Given information -
· · ·

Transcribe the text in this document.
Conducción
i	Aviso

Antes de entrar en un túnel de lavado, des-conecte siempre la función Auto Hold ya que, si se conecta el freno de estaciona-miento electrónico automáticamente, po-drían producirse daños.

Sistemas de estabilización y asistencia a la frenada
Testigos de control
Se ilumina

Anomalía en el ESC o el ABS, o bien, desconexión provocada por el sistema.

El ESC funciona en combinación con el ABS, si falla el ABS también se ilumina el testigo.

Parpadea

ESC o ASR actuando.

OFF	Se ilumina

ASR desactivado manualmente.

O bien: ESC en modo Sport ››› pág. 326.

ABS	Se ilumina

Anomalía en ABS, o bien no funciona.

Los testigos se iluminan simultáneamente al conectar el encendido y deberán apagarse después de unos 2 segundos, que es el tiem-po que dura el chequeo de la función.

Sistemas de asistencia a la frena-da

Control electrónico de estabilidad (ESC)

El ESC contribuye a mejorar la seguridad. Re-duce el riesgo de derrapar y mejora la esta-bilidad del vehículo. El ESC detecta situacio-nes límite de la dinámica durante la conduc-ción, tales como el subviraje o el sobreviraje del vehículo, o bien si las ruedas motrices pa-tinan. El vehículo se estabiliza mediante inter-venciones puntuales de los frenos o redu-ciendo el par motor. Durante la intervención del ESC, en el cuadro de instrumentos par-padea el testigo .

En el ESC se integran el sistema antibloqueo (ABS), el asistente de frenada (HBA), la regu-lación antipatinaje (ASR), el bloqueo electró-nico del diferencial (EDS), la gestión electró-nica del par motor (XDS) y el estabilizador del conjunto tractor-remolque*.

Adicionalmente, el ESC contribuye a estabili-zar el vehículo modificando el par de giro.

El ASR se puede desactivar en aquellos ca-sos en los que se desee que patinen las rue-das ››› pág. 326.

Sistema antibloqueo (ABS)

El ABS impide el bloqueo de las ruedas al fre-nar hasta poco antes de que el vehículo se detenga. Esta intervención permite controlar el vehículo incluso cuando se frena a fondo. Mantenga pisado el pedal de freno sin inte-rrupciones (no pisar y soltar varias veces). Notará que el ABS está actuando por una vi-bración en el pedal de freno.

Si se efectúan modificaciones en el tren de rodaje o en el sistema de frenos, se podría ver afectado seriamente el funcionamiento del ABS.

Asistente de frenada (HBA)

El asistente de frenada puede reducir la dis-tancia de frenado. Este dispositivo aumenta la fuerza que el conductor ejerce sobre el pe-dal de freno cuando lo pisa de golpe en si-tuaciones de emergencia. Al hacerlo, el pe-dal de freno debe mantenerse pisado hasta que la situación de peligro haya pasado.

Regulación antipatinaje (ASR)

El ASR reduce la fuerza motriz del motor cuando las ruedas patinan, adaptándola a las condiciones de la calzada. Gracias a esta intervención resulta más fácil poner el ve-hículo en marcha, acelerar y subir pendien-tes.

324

· · ·

Your goal - Lines that hold "hasta" are the ones to copy; find all of them.

In response -
El ABS impide el bloqueo de las ruedas al fre-nar hasta poco antes de que el vehículo se detenga. Esta intervención permite controlar el vehículo incluso cuando se frena a fondo. Mantenga pisado el pedal de freno sin inte-rrupciones (no pisar y soltar varias veces). Notará que el ABS está actuando por una vi-bración en el pedal de freno.
El asistente de frenada puede reducir la dis-tancia de frenado. Este dispositivo aumenta la fuerza que el conductor ejerce sobre el pe-dal de freno cuando lo pisa de golpe en si-tuaciones de emergencia. Al hacerlo, el pe-dal de freno debe mantenerse pisado hasta que la situación de peligro haya pasado.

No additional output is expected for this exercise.